- OBJECTIVE -
Print all records exactly, leaving nothing out.

Data entries:
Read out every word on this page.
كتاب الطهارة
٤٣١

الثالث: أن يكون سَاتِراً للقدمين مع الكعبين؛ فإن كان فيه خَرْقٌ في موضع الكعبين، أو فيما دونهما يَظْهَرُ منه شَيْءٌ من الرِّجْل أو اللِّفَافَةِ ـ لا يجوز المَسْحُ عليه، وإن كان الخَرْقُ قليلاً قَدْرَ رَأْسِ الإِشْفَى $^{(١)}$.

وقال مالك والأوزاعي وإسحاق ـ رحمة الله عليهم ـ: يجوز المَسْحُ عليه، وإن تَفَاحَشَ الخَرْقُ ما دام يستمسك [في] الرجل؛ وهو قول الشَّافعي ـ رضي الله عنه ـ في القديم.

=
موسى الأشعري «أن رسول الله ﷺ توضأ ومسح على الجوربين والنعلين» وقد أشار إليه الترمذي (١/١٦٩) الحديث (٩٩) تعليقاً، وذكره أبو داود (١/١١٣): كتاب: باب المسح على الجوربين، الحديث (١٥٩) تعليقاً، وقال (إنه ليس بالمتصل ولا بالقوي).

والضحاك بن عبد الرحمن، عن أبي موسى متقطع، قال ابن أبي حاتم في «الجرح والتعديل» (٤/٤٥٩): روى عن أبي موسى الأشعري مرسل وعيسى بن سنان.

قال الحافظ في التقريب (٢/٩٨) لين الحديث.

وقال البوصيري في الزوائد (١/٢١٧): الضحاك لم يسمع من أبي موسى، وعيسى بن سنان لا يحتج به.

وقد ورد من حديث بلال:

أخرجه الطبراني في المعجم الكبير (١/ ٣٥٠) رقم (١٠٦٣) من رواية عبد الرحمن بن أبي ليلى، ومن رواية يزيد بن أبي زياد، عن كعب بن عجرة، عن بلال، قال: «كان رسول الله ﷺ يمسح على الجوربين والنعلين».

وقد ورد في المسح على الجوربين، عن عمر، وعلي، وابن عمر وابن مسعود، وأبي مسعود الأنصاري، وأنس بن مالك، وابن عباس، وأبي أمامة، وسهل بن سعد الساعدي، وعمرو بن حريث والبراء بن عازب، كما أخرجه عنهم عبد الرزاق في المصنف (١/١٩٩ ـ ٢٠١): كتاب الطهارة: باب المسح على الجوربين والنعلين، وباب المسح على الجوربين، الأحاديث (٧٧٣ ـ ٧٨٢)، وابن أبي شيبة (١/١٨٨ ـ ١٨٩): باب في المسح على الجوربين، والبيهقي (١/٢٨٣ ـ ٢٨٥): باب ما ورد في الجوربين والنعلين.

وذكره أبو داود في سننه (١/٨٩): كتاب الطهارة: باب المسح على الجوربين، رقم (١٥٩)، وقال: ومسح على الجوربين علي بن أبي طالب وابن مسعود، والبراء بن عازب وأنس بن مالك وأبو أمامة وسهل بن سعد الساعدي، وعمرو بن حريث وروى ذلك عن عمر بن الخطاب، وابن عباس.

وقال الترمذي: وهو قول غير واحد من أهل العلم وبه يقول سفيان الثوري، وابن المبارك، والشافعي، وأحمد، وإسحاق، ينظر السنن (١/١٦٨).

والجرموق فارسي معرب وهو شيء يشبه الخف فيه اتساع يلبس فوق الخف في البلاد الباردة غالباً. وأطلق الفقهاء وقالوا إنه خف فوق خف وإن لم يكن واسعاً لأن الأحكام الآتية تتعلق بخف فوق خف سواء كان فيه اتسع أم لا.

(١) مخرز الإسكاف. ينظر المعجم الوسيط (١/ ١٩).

- COMPLETED TASK -
Read out every word on this page.
كتاب الطهارة
٤٣١

الثالث: أن يكون سَاتِراً للقدمين مع الكعبين؛ فإن كان فيه خَرْقٌ في موضع الكعبين، أو فيما دونهما يَظْهَرُ منه شَيْءٌ من الرِّجْل أو اللِّفَافَةِ ـ لا يجوز المَسْحُ عليه، وإن كان الخَرْقُ قليلاً قَدْرَ رَأْسِ الإِشْفَى $^{(١)}$.

وقال مالك والأوزاعي وإسحاق ـ رحمة الله عليهم ـ: يجوز المَسْحُ عليه، وإن تَفَاحَشَ الخَرْقُ ما دام يستمسك [في] الرجل؛ وهو قول الشَّافعي ـ رضي الله عنه ـ في القديم.

=
موسى الأشعري «أن رسول الله ﷺ توضأ ومسح على الجوربين والنعلين» وقد أشار إليه الترمذي (١/١٦٩) الحديث (٩٩) تعليقاً، وذكره أبو داود (١/١١٣): كتاب: باب المسح على الجوربين، الحديث (١٥٩) تعليقاً، وقال (إنه ليس بالمتصل ولا بالقوي).

والضحاك بن عبد الرحمن، عن أبي موسى متقطع، قال ابن أبي حاتم في «الجرح والتعديل» (٤/٤٥٩): روى عن أبي موسى الأشعري مرسل وعيسى بن سنان.

قال الحافظ في التقريب (٢/٩٨) لين الحديث.

وقال البوصيري في الزوائد (١/٢١٧): الضحاك لم يسمع من أبي موسى، وعيسى بن سنان لا يحتج به.

وقد ورد من حديث بلال:

أخرجه الطبراني في المعجم الكبير (١/ ٣٥٠) رقم (١٠٦٣) من رواية عبد الرحمن بن أبي ليلى، ومن رواية يزيد بن أبي زياد، عن كعب بن عجرة، عن بلال، قال: «كان رسول الله ﷺ يمسح على الجوربين والنعلين».

وقد ورد في المسح على الجوربين، عن عمر، وعلي، وابن عمر وابن مسعود، وأبي مسعود الأنصاري، وأنس بن مالك، وابن عباس، وأبي أمامة، وسهل بن سعد الساعدي، وعمرو بن حريث والبراء بن عازب، كما أخرجه عنهم عبد الرزاق في المصنف (١/١٩٩ ـ ٢٠١): كتاب الطهارة: باب المسح على الجوربين والنعلين، وباب المسح على الجوربين، الأحاديث (٧٧٣ ـ ٧٨٢)، وابن أبي شيبة (١/١٨٨ ـ ١٨٩): باب في المسح على الجوربين، والبيهقي (١/٢٨٣ ـ ٢٨٥): باب ما ورد في الجوربين والنعلين.

وذكره أبو داود في سننه (١/٨٩): كتاب الطهارة: باب المسح على الجوربين، رقم (١٥٩)، وقال: ومسح على الجوربين علي بن أبي طالب وابن مسعود، والبراء بن عازب وأنس بن مالك وأبو أمامة وسهل بن سعد الساعدي، وعمرو بن حريث وروى ذلك عن عمر بن الخطاب، وابن عباس.

وقال الترمذي: وهو قول غير واحد من أهل العلم وبه يقول سفيان الثوري، وابن المبارك، والشافعي، وأحمد، وإسحاق، ينظر السنن (١/١٦٨).

والجرموق فارسي معرب وهو شيء يشبه الخف فيه اتساع يلبس فوق الخف في البلاد الباردة غالباً. وأطلق الفقهاء وقالوا إنه خف فوق خف وإن لم يكن واسعاً لأن الأحكام الآتية تتعلق بخف فوق خف سواء كان فيه اتسع أم لا.

(١) مخرز الإسكاف. ينظر المعجم الوسيط (١/ ١٩).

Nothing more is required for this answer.